▸ Exercises
• a. Answer these questions using the news article below about the lawsuit against Anna's Archive:
(i) How many books does the lawsuit allege Anna's Archive has pirated?
(ii) What amount of damages per pirated work did the publishers request?
(iii) In what year did Anna's Archive launch?
• b. In the news article below about the lawsuit against Anna's Archive, which publishers are named as the "Big Five" English-language book publishing houses?

▸ Text passage
════
Publishers sue ‘shadow’ library allegedly powering AI chatbots

6 March 2026

(From Reuters)

March 6 (Reuters) – A group of publishers including the “Big Five” English-language book publishing houses — Hachette, Penguin Random House, HarperCollins, Macmillan and Simon and Schuster — filed a lawsuit in New York federal ​court on Friday seeking to shut down prominent “shadow library” Anna’s Archive.

The lawsuit alleged that ‌Anna’s Archive has pirated over 63 million books and provides them to companies for artificial intelligence training.

“Anna’s Archive is a brazen pirate operation that steals and distributes millions of literary works while outrageously offering access to AI ​developers in exchange for crypto payments,” Maria Pallante, president of the publishers’ trade group the ​Association of American Publishers, said in a statement.

Spotify and a group of ⁠major music publishers filed a related New York lawsuit against Anna’s Archive in January seeking trillions ​of dollars in damages for pirating tens of millions of audio files. The site, which is ​run by unknown individuals, has not responded to that case.

The book publishers’ lawsuit said that the site has continued its piracy in defiance of an early court order in the audio piracy case.

Federal courts can order U.S. internet ​service providers to stop hosting pirate sites. The publishers asked the Manhattan court to shut ​Anna’s Archive down and requested damages of up to $150,000 per pirated work.

While it is difficult for U.S. courts to ‌fully ⁠disable websites based overseas, Pallante told Reuters in an interview that she is hopeful that the lawsuit will at least disrupt Anna’s Archive’s operations.

“It comes down to doing nothing or doing what we can,” Pallante said.

Friday’s lawsuit — which also includes academic publishers Cengage, Elsevier, McGraw Hill and John Wiley & ​Sons as plaintiffs — said ​the self-proclaimed “world’s largest shadow ⁠library” launched in 2022 and allows users to download pirated material.

The publishers said Anna’s Archive claims to have given “high-speed access” to the stolen works ​to customers in China, Russia and other countries for the training of ​AI large ⁠language models that power chatbots and other systems.

Several groups of copyright owners including authors, artists and music companies have filed copyright lawsuits against tech companies for allegedly misusing their work to train AI systems.

The ⁠lawsuits ​say companies like OpenAI and Anthropic pirated their works from ​similar shadow libraries. Lawsuits against Meta and Nvidia have specifically accused the tech giants of downloading books from Anna’s Archive ​to train large language models.

The defendants in those cases have denied wrongdoing.
════
(Stored data)
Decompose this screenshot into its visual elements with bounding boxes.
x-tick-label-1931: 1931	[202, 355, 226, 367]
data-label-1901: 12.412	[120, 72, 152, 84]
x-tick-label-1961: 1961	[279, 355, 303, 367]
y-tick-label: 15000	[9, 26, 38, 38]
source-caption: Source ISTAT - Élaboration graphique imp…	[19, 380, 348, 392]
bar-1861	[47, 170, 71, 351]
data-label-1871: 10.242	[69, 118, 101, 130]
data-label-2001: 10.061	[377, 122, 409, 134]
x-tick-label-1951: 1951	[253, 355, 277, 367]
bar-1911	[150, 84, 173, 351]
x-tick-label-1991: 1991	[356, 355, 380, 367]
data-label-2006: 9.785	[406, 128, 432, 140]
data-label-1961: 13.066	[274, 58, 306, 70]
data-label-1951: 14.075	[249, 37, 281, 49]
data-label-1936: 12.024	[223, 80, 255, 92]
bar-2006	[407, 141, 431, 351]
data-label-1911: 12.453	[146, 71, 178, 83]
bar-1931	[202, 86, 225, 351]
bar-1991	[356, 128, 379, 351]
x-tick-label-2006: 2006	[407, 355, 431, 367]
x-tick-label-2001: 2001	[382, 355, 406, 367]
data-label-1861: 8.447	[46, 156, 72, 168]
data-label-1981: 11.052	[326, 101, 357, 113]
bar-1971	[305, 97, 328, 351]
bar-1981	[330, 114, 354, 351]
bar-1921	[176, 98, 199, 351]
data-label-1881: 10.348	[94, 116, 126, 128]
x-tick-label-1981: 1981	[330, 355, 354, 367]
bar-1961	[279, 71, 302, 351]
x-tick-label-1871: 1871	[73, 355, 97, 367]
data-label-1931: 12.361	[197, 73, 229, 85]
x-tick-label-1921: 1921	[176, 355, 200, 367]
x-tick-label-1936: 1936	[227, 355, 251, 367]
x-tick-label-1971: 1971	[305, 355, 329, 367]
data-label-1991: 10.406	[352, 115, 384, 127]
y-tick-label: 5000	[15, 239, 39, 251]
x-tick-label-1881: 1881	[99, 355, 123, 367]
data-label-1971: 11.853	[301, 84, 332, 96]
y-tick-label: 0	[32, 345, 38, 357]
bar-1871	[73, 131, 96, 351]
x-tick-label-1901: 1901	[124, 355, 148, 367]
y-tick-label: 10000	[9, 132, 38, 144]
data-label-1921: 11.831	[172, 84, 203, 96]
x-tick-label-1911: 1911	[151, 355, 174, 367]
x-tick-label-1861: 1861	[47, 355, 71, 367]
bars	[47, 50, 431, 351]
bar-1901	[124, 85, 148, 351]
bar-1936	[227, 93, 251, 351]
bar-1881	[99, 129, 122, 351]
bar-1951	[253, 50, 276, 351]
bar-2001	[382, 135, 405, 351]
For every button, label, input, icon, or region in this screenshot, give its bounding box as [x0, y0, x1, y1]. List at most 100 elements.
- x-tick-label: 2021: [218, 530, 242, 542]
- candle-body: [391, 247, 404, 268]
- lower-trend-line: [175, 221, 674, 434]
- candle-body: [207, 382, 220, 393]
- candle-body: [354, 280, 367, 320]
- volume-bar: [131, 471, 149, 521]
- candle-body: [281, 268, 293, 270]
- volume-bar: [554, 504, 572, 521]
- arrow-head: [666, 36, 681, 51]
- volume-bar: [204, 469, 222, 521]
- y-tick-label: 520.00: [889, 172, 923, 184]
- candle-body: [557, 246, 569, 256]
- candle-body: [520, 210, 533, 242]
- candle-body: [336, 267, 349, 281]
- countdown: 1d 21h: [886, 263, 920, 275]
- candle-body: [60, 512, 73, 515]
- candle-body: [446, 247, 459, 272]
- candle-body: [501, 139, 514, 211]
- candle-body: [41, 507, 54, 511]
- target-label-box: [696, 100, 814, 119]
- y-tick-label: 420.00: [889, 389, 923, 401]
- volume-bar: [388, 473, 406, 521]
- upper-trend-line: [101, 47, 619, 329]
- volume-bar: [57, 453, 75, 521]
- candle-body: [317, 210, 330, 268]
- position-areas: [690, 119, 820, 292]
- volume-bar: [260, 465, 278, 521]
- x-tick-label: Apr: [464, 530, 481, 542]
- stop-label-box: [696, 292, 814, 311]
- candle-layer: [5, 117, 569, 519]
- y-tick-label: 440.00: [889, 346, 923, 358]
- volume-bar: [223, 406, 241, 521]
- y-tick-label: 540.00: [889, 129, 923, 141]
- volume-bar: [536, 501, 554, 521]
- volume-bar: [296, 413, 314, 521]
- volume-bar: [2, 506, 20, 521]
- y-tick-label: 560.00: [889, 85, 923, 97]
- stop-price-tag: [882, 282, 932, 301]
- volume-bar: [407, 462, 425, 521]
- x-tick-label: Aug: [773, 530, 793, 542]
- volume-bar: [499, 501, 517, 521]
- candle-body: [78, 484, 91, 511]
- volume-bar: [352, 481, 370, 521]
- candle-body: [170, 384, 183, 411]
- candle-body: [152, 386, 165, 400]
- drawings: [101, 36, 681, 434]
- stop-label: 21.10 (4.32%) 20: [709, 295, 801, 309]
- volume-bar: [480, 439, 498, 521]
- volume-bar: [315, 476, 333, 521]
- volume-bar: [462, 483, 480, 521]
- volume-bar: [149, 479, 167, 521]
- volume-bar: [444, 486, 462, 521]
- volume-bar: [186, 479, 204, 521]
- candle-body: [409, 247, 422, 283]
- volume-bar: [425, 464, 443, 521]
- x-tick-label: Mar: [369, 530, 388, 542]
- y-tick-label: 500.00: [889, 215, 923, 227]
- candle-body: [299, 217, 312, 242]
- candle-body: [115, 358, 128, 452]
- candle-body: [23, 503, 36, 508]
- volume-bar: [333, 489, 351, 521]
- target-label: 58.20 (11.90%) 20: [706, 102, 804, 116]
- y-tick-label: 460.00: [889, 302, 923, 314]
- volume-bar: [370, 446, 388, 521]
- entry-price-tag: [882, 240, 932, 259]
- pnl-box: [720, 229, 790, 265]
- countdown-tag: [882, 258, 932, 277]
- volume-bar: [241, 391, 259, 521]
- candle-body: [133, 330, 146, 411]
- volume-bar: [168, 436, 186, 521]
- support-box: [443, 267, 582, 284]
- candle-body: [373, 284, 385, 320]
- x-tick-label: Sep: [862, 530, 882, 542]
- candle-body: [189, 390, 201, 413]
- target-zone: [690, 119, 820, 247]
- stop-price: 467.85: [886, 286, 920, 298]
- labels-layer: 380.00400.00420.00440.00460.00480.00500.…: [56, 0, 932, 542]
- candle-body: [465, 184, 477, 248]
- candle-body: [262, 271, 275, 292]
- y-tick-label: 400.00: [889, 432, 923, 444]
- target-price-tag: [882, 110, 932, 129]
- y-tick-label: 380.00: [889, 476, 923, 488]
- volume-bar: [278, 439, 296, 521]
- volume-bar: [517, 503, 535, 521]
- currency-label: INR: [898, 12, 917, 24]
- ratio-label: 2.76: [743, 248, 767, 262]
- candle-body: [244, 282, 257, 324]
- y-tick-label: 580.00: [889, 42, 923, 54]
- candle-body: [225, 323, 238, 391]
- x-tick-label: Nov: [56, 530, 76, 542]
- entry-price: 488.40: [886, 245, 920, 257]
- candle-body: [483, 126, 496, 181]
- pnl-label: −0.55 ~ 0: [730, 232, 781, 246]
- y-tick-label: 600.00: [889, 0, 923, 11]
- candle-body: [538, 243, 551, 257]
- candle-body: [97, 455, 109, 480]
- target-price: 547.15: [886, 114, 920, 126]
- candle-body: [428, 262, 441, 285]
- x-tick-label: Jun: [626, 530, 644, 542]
════
▸ Answers to the exercise
• a.
(i) Over 63 million books
(ii) Up to $150,000 per pirated work
(iii) 2022

• b. Hachette, Penguin Random House, HarperCollins, Macmillan, Simon and Schuster